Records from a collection
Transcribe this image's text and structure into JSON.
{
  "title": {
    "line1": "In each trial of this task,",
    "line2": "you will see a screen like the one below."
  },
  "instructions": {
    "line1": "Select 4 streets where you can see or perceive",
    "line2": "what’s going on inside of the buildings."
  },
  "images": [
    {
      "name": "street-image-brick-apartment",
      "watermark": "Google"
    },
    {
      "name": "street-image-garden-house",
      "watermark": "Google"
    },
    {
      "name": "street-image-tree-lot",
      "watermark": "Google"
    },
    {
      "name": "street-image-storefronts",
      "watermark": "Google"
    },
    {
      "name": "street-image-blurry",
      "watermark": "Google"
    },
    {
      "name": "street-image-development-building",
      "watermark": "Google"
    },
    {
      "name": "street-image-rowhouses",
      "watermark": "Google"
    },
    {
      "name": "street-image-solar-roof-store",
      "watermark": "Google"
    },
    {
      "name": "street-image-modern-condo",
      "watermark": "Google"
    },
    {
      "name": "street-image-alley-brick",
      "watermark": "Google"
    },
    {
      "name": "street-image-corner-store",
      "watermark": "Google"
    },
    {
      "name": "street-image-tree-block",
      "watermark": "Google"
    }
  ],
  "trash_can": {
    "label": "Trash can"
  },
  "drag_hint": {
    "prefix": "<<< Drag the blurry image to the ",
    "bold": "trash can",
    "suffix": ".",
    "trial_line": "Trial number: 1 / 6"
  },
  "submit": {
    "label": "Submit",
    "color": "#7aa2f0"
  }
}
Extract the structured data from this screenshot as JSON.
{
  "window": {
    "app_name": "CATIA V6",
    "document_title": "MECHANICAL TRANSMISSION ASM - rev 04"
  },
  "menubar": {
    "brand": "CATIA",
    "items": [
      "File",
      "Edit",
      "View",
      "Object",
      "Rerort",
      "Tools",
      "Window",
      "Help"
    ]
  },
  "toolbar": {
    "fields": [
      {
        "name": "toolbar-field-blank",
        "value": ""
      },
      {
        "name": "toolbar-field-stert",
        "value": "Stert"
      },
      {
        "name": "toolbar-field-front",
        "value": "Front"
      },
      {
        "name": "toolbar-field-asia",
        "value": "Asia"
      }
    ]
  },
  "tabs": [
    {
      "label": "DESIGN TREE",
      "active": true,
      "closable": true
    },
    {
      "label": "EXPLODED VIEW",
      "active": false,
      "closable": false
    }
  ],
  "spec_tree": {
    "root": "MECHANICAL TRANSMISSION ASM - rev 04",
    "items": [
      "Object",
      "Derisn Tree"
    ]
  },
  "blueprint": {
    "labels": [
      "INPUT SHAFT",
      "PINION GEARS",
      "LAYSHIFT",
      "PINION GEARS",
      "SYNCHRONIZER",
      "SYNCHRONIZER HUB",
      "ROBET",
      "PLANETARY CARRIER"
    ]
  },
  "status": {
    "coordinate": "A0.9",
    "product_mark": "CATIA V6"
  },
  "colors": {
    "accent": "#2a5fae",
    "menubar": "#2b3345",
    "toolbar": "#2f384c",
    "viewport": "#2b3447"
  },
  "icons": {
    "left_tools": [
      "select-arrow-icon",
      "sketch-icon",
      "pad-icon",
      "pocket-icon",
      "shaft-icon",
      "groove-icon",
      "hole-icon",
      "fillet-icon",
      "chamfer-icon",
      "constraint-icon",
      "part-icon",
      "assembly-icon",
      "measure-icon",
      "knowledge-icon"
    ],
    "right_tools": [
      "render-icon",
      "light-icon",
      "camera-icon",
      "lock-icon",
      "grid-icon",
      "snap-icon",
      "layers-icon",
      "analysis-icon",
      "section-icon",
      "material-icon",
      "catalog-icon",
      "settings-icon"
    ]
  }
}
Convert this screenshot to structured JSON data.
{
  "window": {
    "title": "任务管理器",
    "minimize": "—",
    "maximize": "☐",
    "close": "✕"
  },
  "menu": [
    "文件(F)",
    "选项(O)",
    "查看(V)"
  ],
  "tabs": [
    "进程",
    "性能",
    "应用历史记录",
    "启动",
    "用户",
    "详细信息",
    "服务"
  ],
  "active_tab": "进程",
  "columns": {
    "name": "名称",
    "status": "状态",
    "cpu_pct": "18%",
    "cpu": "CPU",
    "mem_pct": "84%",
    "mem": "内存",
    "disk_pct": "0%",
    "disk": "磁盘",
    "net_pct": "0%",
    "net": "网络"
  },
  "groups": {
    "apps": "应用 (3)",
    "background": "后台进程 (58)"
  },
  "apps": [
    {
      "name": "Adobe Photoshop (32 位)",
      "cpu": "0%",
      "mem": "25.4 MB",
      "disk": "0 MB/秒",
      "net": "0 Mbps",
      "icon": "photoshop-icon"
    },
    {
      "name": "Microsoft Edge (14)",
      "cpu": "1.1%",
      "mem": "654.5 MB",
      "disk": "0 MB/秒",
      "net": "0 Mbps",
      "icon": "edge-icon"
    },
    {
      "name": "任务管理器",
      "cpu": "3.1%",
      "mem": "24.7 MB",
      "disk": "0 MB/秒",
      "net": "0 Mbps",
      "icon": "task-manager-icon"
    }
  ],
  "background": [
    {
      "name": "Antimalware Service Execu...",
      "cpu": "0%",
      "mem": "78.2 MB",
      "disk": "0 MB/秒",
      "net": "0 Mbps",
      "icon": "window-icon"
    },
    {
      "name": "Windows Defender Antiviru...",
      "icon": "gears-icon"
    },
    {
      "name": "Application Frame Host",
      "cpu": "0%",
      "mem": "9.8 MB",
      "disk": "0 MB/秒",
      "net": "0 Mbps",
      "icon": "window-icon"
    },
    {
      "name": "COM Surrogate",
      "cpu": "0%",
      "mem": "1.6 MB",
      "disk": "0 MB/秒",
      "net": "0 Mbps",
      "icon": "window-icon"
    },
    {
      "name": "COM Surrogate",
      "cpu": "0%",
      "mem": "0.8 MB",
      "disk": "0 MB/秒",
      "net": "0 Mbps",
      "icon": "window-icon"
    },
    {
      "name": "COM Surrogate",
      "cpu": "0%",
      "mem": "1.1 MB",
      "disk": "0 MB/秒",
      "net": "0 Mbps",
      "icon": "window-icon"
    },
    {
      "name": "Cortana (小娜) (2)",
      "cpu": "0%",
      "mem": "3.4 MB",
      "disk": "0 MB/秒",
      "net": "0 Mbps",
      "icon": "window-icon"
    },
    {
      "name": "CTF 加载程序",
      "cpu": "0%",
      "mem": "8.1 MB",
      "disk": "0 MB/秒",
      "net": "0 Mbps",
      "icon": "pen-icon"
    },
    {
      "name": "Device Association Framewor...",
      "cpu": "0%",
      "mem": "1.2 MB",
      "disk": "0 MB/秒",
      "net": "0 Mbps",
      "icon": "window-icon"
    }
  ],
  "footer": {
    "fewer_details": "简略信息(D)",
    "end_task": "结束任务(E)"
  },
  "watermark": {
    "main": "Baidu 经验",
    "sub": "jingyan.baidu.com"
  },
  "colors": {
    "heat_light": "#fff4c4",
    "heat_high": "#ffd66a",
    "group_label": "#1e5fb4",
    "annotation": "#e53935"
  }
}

EXERCISE DETAILS →
Work out the number of lines in this listing that include the word "blurry". Reply with that number only.

TASK OUTPUT →
2